== DATASET

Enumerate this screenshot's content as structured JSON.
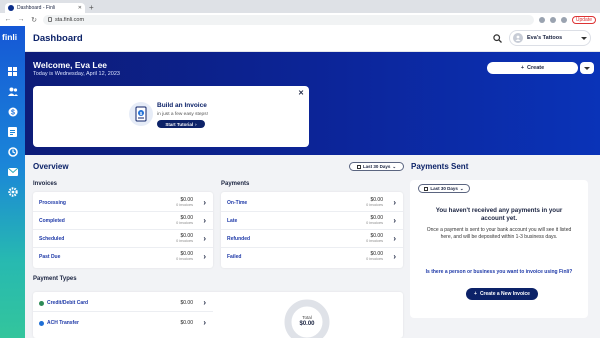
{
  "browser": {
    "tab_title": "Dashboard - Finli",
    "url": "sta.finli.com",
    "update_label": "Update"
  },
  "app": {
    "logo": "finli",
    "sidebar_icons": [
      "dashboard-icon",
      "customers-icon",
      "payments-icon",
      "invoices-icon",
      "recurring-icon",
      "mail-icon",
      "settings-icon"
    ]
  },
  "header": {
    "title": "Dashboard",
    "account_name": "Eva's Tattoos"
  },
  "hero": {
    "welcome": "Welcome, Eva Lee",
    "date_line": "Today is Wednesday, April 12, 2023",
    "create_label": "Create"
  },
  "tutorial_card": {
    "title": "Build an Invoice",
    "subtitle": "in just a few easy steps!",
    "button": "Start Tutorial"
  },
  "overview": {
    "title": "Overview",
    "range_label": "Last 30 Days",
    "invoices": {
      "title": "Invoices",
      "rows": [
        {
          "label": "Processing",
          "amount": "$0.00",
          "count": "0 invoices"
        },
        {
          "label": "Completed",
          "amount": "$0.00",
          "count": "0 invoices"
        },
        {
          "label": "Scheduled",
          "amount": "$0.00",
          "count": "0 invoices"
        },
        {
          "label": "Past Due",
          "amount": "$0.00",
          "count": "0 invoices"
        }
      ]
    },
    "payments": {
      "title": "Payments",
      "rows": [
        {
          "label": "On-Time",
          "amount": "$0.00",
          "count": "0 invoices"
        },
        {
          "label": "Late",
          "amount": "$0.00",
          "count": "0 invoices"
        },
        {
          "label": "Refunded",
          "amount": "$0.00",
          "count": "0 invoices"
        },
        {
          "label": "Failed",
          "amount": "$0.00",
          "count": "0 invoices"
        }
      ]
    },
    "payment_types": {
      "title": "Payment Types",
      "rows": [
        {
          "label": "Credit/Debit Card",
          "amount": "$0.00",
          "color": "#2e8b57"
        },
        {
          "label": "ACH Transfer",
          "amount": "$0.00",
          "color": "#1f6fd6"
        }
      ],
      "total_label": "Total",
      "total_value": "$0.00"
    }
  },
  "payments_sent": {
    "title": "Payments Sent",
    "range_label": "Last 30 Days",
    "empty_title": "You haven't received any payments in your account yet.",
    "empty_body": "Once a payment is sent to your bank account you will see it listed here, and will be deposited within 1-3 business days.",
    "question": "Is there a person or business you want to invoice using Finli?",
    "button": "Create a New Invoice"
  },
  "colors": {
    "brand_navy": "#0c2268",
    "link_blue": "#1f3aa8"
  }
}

====
== DATASET

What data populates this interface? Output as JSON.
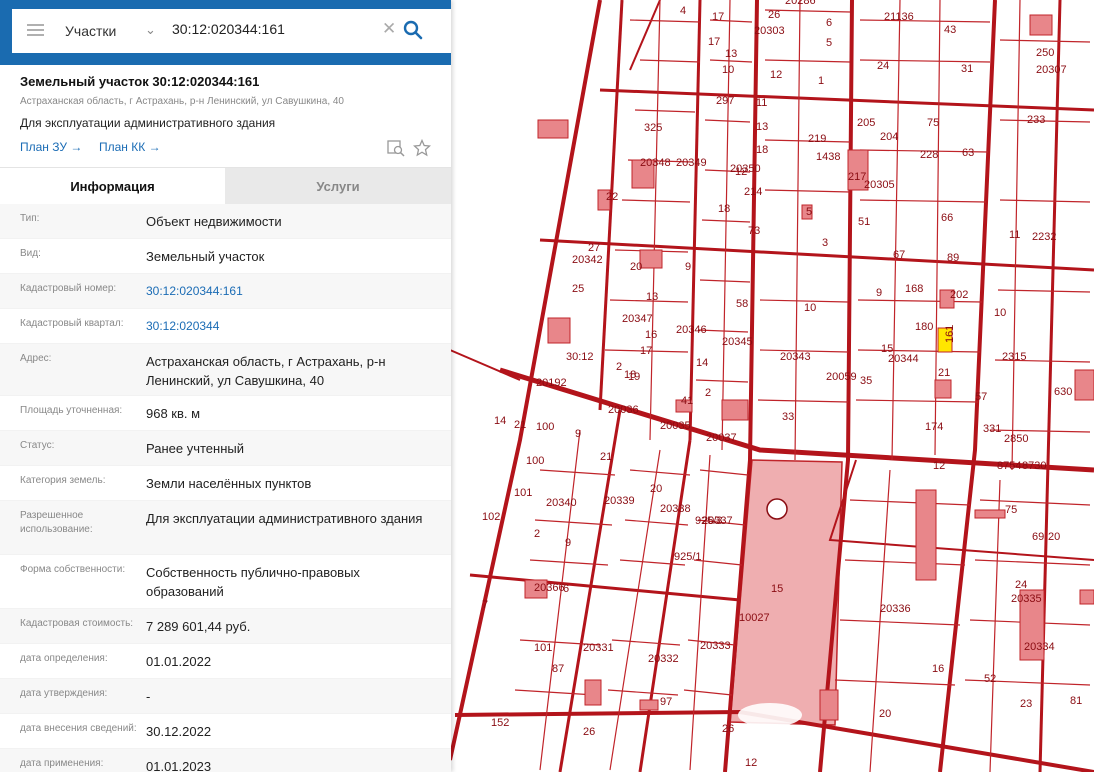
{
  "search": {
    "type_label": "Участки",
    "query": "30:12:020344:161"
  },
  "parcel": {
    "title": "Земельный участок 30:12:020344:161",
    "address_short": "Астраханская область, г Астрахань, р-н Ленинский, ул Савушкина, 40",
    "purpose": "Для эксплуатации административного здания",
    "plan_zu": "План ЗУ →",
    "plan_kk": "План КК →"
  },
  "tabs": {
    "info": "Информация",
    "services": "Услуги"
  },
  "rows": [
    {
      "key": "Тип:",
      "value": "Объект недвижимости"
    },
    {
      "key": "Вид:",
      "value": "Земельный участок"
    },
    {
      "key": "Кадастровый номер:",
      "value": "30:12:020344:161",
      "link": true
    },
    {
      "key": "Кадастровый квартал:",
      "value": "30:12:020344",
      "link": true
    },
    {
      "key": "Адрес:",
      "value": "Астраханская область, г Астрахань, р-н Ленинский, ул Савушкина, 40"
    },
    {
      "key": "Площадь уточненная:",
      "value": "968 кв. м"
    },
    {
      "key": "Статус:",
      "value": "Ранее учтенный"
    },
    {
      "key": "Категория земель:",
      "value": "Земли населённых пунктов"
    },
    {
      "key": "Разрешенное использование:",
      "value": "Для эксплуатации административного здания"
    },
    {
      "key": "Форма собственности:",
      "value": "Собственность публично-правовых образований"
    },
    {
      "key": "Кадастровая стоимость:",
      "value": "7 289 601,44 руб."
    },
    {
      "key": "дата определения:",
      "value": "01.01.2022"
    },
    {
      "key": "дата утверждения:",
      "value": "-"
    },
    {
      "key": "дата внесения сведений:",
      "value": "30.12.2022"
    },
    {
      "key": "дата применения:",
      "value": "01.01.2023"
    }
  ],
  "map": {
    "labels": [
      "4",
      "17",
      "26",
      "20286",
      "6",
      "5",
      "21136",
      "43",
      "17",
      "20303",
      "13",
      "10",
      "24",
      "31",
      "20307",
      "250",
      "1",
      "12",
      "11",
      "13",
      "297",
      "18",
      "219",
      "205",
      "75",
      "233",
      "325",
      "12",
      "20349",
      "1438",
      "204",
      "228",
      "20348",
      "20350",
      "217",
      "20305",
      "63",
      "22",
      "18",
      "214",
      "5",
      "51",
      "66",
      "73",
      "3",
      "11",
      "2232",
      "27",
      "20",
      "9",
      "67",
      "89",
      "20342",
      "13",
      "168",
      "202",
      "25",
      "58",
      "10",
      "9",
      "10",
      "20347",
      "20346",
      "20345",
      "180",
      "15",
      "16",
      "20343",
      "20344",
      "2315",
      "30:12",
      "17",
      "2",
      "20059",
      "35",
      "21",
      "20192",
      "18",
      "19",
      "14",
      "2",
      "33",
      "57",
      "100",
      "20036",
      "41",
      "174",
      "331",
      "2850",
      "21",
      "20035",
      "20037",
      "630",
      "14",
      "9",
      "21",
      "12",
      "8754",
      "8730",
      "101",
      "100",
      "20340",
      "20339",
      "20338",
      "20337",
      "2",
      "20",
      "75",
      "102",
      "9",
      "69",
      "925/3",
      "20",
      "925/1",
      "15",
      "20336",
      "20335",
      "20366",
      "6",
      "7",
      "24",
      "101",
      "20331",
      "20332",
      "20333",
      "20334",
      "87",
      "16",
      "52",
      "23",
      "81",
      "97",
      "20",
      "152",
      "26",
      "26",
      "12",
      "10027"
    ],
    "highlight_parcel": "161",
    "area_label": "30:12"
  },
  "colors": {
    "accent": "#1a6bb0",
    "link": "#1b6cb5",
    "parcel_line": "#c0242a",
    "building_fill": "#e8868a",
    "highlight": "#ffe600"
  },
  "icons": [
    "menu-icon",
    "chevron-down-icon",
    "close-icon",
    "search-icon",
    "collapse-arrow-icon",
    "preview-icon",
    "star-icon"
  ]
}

====
== DATASET

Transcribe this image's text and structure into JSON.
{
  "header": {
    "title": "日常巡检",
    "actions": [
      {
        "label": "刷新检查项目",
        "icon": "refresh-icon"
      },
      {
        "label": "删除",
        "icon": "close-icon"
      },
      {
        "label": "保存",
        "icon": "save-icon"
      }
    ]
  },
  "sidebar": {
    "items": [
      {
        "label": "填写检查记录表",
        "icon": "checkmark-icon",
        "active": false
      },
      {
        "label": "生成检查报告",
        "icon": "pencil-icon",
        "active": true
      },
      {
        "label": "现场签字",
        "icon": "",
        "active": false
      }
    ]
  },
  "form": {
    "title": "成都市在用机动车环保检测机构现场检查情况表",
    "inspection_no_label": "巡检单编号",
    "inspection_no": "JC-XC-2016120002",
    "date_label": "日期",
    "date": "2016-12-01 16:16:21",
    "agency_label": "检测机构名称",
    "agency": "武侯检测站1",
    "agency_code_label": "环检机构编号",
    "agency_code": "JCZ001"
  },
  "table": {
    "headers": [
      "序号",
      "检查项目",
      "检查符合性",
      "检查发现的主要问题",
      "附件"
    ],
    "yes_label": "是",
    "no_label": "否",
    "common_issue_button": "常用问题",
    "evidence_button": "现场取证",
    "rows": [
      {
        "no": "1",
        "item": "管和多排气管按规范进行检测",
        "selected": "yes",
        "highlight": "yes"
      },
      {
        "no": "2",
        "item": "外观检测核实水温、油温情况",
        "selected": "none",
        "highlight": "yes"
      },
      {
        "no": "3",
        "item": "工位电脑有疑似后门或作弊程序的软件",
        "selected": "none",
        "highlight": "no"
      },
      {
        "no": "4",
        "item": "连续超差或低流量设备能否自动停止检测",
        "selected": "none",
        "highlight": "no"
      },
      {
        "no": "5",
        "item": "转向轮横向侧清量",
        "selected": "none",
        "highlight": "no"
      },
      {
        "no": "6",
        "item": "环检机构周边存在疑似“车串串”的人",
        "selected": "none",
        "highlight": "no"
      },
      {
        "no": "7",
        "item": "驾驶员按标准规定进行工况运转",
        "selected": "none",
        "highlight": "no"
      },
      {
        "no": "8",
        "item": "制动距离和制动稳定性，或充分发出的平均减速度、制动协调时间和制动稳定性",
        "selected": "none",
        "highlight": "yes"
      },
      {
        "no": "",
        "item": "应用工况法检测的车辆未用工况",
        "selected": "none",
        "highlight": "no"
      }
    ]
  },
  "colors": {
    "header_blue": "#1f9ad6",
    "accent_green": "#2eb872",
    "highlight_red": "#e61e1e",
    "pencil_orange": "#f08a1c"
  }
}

====

§ WHAT IS ASKED
Your answer should be one number: the count of lines in the data above that include the word "JSON".

§ SOLUTION FOR THIS EXERCISE
3